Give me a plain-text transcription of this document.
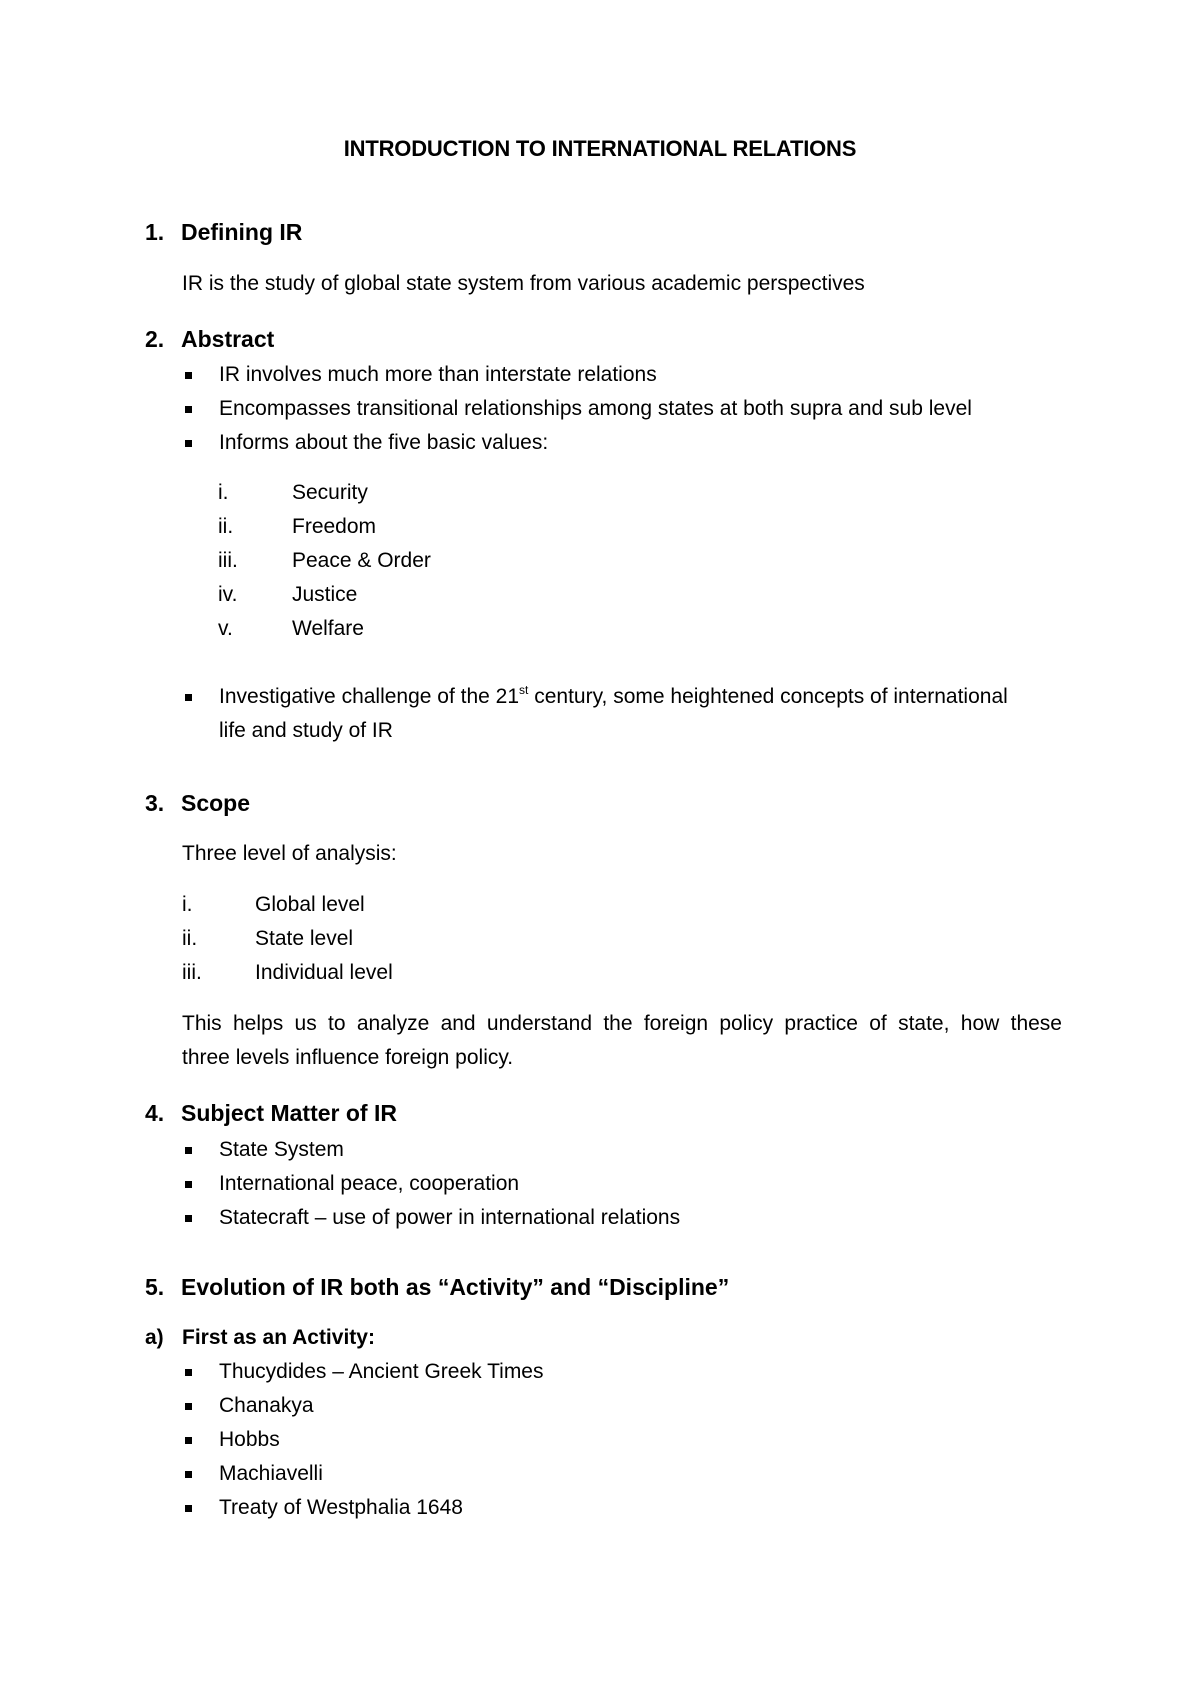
INTRODUCTION TO INTERNATIONAL RELATIONS
1. Defining IR
IR is the study of global state system from various academic perspectives
2. Abstract
IR involves much more than interstate relations
Encompasses transitional relationships among states at both supra and sub level
Informs about the five basic values:
i.	Security
ii.	Freedom
iii.	Peace & Order
iv.	Justice
v.	Welfare
Investigative challenge of the 21st century, some heightened concepts of international
life and study of IR
3. Scope
Three level of analysis:
i.	Global level
ii.	State level
iii.	Individual level
This helps us to analyze and understand the foreign policy practice of state, how these
three levels influence foreign policy.
4. Subject Matter of IR
State System
International peace, cooperation
Statecraft – use of power in international relations
5. Evolution of IR both as “Activity” and “Discipline”
a) First as an Activity:
Thucydides – Ancient Greek Times
Chanakya
Hobbs
Machiavelli
Treaty of Westphalia 1648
= = = =
◆ DESCRIPTION OF THE TASK
Within the records, how many lines include "study"? The answer is the number and nothing else.

◆ REPLY TO THE TASK
2